• **EXERCISE BRIEF**
Reproduce the listing below without any change.

• **RECORDS TO USE**

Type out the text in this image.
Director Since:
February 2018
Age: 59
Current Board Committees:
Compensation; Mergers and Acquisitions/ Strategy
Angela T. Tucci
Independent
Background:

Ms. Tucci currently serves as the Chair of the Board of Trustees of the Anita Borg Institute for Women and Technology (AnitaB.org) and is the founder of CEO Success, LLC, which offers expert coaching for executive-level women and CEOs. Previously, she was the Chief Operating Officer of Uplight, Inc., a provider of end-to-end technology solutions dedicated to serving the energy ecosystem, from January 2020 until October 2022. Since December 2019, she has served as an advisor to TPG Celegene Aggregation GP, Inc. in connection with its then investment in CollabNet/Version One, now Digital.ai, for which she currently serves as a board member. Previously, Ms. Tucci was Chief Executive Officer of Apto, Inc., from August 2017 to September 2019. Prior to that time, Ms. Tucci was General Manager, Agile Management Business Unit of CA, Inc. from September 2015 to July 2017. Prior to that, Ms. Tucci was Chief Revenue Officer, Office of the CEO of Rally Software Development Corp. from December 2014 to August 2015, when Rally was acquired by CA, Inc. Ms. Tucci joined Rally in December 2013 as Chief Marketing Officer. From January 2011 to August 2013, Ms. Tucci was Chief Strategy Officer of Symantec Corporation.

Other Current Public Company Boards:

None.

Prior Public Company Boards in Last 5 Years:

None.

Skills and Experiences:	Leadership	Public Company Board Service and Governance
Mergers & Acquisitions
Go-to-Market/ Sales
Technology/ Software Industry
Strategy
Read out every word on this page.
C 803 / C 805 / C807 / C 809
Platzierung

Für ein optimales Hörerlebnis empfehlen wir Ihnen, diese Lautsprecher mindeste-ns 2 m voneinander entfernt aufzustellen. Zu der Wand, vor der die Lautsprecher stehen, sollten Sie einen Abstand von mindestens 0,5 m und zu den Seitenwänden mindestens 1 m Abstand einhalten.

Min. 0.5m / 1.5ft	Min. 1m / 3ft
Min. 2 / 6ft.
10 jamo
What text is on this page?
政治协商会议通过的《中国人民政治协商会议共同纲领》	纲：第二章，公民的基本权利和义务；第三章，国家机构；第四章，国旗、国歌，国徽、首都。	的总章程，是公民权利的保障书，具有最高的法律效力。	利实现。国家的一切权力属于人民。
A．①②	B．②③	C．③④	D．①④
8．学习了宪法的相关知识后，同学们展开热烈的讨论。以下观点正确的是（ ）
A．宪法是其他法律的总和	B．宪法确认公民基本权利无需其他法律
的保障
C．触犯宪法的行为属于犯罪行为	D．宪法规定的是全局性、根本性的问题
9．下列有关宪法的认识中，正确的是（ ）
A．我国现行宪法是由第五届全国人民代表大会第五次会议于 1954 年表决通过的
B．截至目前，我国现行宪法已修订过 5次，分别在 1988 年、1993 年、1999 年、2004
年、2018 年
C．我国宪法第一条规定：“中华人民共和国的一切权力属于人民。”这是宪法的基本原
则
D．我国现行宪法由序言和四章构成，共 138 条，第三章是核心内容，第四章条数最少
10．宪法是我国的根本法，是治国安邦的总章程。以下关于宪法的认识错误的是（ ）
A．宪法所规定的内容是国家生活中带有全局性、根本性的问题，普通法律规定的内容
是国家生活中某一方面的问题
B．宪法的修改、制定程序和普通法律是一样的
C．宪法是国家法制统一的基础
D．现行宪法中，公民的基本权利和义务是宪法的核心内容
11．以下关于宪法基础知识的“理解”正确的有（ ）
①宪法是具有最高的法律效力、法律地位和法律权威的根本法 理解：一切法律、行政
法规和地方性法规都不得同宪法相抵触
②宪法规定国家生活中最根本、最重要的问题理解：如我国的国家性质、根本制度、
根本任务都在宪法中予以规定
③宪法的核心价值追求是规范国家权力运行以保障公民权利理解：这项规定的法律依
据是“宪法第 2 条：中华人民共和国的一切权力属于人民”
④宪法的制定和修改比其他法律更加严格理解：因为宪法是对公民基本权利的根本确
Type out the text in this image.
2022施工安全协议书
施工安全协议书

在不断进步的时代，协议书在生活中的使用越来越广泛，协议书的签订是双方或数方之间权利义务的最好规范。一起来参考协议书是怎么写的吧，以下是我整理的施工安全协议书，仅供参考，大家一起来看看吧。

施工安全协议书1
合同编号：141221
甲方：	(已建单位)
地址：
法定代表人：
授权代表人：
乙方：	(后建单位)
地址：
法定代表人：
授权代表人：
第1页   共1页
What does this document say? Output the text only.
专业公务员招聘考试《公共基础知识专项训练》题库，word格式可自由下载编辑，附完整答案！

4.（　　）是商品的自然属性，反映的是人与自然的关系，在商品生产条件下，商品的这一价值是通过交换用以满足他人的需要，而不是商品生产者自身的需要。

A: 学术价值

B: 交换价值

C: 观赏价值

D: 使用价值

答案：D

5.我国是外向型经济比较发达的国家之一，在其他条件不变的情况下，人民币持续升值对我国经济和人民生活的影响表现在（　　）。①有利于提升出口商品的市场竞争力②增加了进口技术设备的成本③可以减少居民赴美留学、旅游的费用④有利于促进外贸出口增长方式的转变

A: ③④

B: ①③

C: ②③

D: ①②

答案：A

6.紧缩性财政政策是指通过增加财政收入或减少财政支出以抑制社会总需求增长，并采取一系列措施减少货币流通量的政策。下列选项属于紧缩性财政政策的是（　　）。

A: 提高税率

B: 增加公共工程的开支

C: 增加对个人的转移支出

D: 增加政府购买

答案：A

• **WORKED ANSWER**
Type out the text in this image.
Director Since:
February 2018
Age: 59
Current Board Committees:
Compensation; Mergers and Acquisitions/ Strategy
Angela T. Tucci
Independent
Background:

Ms. Tucci currently serves as the Chair of the Board of Trustees of the Anita Borg Institute for Women and Technology (AnitaB.org) and is the founder of CEO Success, LLC, which offers expert coaching for executive-level women and CEOs. Previously, she was the Chief Operating Officer of Uplight, Inc., a provider of end-to-end technology solutions dedicated to serving the energy ecosystem, from January 2020 until October 2022. Since December 2019, she has served as an advisor to TPG Celegene Aggregation GP, Inc. in connection with its then investment in CollabNet/Version One, now Digital.ai, for which she currently serves as a board member. Previously, Ms. Tucci was Chief Executive Officer of Apto, Inc., from August 2017 to September 2019. Prior to that time, Ms. Tucci was General Manager, Agile Management Business Unit of CA, Inc. from September 2015 to July 2017. Prior to that, Ms. Tucci was Chief Revenue Officer, Office of the CEO of Rally Software Development Corp. from December 2014 to August 2015, when Rally was acquired by CA, Inc. Ms. Tucci joined Rally in December 2013 as Chief Marketing Officer. From January 2011 to August 2013, Ms. Tucci was Chief Strategy Officer of Symantec Corporation.

Other Current Public Company Boards:

None.

Prior Public Company Boards in Last 5 Years:

None.

Skills and Experiences:	Leadership	Public Company Board Service and Governance
Mergers & Acquisitions
Go-to-Market/ Sales
Technology/ Software Industry
Strategy
Read out every word on this page.
C 803 / C 805 / C807 / C 809
Platzierung

Für ein optimales Hörerlebnis empfehlen wir Ihnen, diese Lautsprecher mindeste-ns 2 m voneinander entfernt aufzustellen. Zu der Wand, vor der die Lautsprecher stehen, sollten Sie einen Abstand von mindestens 0,5 m und zu den Seitenwänden mindestens 1 m Abstand einhalten.

Min. 0.5m / 1.5ft	Min. 1m / 3ft
Min. 2 / 6ft.
10 jamo
What text is on this page?
政治协商会议通过的《中国人民政治协商会议共同纲领》	纲：第二章，公民的基本权利和义务；第三章，国家机构；第四章，国旗、国歌，国徽、首都。	的总章程，是公民权利的保障书，具有最高的法律效力。	利实现。国家的一切权力属于人民。
A．①②	B．②③	C．③④	D．①④
8．学习了宪法的相关知识后，同学们展开热烈的讨论。以下观点正确的是（ ）
A．宪法是其他法律的总和	B．宪法确认公民基本权利无需其他法律
的保障
C．触犯宪法的行为属于犯罪行为	D．宪法规定的是全局性、根本性的问题
9．下列有关宪法的认识中，正确的是（ ）
A．我国现行宪法是由第五届全国人民代表大会第五次会议于 1954 年表决通过的
B．截至目前，我国现行宪法已修订过 5次，分别在 1988 年、1993 年、1999 年、2004
年、2018 年
C．我国宪法第一条规定：“中华人民共和国的一切权力属于人民。”这是宪法的基本原
则
D．我国现行宪法由序言和四章构成，共 138 条，第三章是核心内容，第四章条数最少
10．宪法是我国的根本法，是治国安邦的总章程。以下关于宪法的认识错误的是（ ）
A．宪法所规定的内容是国家生活中带有全局性、根本性的问题，普通法律规定的内容
是国家生活中某一方面的问题
B．宪法的修改、制定程序和普通法律是一样的
C．宪法是国家法制统一的基础
D．现行宪法中，公民的基本权利和义务是宪法的核心内容
11．以下关于宪法基础知识的“理解”正确的有（ ）
①宪法是具有最高的法律效力、法律地位和法律权威的根本法 理解：一切法律、行政
法规和地方性法规都不得同宪法相抵触
②宪法规定国家生活中最根本、最重要的问题理解：如我国的国家性质、根本制度、
根本任务都在宪法中予以规定
③宪法的核心价值追求是规范国家权力运行以保障公民权利理解：这项规定的法律依
据是“宪法第 2 条：中华人民共和国的一切权力属于人民”
④宪法的制定和修改比其他法律更加严格理解：因为宪法是对公民基本权利的根本确
Type out the text in this image.
2022施工安全协议书
施工安全协议书

在不断进步的时代，协议书在生活中的使用越来越广泛，协议书的签订是双方或数方之间权利义务的最好规范。一起来参考协议书是怎么写的吧，以下是我整理的施工安全协议书，仅供参考，大家一起来看看吧。

施工安全协议书1
合同编号：141221
甲方：	(已建单位)
地址：
法定代表人：
授权代表人：
乙方：	(后建单位)
地址：
法定代表人：
授权代表人：
第1页   共1页
What does this document say? Output the text only.
专业公务员招聘考试《公共基础知识专项训练》题库，word格式可自由下载编辑，附完整答案！

4.（　　）是商品的自然属性，反映的是人与自然的关系，在商品生产条件下，商品的这一价值是通过交换用以满足他人的需要，而不是商品生产者自身的需要。

A: 学术价值

B: 交换价值

C: 观赏价值

D: 使用价值

答案：D

5.我国是外向型经济比较发达的国家之一，在其他条件不变的情况下，人民币持续升值对我国经济和人民生活的影响表现在（　　）。①有利于提升出口商品的市场竞争力②增加了进口技术设备的成本③可以减少居民赴美留学、旅游的费用④有利于促进外贸出口增长方式的转变

A: ③④

B: ①③

C: ②③

D: ①②

答案：A

6.紧缩性财政政策是指通过增加财政收入或减少财政支出以抑制社会总需求增长，并采取一系列措施减少货币流通量的政策。下列选项属于紧缩性财政政策的是（　　）。

A: 提高税率

B: 增加公共工程的开支

C: 增加对个人的转移支出

D: 增加政府购买

答案：A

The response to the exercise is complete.